Go through the records and copy each line where the word "ambito" occurs.

[BEGIN Records for this task]

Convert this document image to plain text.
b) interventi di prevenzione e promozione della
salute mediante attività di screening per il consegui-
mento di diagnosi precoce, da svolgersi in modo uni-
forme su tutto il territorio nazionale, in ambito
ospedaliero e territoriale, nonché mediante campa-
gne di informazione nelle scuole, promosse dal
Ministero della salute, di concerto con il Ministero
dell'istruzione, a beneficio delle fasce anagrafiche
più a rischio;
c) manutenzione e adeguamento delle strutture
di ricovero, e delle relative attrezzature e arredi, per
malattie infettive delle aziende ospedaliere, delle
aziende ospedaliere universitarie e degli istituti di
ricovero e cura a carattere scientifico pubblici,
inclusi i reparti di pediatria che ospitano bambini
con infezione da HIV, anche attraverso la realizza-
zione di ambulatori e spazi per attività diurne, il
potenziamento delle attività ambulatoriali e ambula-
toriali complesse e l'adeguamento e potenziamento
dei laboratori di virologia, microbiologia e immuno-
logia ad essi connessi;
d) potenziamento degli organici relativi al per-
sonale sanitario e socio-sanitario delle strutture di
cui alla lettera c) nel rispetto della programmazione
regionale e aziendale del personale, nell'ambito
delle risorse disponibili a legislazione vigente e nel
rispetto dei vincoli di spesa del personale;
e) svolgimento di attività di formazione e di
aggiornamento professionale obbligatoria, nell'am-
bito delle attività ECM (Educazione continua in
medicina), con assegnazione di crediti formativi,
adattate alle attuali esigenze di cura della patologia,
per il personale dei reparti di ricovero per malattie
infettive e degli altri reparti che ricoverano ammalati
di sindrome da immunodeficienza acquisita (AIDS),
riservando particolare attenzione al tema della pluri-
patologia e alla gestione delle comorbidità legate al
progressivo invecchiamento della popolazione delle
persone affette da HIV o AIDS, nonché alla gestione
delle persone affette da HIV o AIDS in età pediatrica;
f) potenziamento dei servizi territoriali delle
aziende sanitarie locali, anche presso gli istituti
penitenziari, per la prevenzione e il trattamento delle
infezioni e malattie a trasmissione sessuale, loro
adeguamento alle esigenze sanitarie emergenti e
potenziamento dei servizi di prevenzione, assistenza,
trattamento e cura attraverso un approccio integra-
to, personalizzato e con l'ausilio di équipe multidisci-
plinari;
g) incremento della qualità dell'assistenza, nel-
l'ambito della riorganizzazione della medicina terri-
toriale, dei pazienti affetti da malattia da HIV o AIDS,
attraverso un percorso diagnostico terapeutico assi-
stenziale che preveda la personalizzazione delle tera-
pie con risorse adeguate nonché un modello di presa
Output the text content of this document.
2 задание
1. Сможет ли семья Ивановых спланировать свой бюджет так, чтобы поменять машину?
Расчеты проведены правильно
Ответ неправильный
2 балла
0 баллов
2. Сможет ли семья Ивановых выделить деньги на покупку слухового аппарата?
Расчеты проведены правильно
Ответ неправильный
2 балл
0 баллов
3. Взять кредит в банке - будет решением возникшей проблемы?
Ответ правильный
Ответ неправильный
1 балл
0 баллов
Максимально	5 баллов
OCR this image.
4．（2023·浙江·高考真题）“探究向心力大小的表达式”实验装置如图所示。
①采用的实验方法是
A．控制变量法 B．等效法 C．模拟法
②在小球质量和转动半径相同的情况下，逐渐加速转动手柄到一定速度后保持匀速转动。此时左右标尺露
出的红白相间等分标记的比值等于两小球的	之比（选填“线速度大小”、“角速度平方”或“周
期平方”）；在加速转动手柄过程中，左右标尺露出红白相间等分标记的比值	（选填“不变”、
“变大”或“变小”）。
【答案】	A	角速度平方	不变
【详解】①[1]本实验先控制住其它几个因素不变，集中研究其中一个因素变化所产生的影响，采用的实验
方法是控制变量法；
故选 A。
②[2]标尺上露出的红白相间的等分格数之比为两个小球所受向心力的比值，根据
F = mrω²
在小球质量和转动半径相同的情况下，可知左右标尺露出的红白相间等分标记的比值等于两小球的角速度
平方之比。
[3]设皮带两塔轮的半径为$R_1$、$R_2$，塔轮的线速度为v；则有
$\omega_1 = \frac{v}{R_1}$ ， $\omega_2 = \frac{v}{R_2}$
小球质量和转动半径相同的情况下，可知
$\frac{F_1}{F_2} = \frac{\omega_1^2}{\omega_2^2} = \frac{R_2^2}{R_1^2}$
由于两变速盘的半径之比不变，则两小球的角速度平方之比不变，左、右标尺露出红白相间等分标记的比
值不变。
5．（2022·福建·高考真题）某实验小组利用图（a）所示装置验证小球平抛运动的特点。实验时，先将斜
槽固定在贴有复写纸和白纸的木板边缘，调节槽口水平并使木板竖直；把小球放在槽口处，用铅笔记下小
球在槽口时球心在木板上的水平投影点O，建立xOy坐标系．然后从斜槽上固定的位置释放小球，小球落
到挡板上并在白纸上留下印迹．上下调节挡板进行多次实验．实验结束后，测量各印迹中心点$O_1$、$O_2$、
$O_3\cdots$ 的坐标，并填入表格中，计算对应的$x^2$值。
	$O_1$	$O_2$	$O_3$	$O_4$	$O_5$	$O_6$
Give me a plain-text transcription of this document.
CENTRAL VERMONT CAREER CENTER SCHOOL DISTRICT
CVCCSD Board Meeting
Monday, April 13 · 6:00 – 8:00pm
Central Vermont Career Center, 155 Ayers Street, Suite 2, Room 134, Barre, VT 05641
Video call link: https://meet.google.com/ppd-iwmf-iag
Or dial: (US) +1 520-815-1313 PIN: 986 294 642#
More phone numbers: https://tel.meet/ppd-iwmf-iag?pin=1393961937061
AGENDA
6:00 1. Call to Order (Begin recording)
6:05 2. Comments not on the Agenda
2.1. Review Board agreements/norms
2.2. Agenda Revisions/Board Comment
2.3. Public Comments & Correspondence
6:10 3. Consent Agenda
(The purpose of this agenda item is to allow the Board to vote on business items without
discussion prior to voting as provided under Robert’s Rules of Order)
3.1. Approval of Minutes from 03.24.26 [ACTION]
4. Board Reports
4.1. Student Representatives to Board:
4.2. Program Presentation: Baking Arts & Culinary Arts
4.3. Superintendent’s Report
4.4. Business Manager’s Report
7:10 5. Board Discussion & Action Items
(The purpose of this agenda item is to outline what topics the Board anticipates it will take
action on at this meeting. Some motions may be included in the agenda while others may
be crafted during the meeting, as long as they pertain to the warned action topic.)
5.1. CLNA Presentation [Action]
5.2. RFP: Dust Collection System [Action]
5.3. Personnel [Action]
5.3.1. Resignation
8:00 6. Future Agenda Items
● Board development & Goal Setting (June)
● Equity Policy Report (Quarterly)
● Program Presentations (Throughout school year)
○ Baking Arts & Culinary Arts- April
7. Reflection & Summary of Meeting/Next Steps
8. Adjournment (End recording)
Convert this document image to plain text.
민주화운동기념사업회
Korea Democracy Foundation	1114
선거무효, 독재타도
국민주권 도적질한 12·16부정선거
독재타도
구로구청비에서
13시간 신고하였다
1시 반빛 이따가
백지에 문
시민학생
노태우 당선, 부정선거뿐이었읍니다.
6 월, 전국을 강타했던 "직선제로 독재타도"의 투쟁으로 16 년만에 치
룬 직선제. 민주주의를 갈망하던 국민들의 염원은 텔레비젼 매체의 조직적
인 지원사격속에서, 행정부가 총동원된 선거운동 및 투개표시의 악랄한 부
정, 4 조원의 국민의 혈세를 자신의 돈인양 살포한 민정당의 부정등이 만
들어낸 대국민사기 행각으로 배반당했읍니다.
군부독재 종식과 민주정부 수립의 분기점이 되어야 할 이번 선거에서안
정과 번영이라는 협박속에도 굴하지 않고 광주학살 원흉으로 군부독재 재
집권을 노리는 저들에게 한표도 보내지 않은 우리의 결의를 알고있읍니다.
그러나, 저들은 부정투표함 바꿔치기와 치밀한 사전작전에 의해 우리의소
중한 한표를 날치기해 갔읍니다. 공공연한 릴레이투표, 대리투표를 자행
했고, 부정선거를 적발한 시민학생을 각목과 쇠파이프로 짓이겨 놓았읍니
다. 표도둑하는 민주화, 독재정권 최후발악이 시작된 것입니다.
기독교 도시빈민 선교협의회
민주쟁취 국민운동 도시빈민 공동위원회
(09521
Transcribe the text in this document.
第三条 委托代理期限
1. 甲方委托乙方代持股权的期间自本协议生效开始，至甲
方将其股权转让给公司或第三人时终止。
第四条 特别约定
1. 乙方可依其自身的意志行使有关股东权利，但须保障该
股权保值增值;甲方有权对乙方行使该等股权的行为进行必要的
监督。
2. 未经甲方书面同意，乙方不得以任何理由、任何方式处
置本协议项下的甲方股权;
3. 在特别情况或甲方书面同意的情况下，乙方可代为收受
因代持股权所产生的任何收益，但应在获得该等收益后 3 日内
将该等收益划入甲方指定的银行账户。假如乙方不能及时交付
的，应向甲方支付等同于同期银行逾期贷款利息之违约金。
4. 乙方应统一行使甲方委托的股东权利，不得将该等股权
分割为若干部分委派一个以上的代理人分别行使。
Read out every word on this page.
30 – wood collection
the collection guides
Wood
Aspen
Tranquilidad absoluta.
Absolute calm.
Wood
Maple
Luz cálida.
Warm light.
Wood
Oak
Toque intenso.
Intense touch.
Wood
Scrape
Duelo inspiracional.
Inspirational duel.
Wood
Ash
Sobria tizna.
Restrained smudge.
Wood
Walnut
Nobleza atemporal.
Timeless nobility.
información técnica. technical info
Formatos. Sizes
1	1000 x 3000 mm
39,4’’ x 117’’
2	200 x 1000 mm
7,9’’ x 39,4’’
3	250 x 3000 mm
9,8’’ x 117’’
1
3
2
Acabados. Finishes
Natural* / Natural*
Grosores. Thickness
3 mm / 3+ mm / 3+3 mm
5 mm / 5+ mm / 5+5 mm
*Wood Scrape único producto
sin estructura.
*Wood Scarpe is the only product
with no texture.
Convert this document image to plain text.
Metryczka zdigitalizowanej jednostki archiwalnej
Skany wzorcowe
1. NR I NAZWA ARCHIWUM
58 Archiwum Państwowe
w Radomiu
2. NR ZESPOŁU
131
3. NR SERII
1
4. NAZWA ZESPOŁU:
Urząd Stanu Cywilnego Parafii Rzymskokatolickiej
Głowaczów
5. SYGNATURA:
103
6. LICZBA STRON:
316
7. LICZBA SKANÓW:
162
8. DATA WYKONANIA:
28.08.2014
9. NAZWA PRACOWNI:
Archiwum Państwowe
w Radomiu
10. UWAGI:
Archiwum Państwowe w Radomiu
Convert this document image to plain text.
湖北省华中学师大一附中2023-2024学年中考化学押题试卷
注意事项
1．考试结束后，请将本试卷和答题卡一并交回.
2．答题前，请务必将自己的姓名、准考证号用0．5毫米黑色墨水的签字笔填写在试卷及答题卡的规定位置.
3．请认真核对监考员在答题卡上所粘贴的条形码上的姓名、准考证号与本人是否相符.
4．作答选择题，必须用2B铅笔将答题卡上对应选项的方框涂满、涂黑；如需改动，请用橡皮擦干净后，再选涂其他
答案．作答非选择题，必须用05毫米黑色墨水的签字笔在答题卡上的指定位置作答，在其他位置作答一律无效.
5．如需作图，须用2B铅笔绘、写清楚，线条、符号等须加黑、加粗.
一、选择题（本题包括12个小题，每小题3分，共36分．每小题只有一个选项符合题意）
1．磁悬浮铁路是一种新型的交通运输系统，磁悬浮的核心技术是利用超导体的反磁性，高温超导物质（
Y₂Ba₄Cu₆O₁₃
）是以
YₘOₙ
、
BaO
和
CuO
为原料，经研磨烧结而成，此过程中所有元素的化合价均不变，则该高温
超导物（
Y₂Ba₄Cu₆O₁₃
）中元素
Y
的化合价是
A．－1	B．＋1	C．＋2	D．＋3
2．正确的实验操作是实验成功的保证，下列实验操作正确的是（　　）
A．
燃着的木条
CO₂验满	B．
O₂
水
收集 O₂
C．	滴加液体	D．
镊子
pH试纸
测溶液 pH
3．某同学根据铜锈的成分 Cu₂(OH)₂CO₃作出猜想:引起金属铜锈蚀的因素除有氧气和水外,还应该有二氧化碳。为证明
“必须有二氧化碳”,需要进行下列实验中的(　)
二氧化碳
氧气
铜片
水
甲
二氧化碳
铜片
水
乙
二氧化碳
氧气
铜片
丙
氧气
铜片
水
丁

[END Records for this task]

## Solution below
forme su tutto il territorio nazionale, in ambito
regionale e aziendale del personale, nell'ambito
l'ambito della riorganizzazione della medicina terri-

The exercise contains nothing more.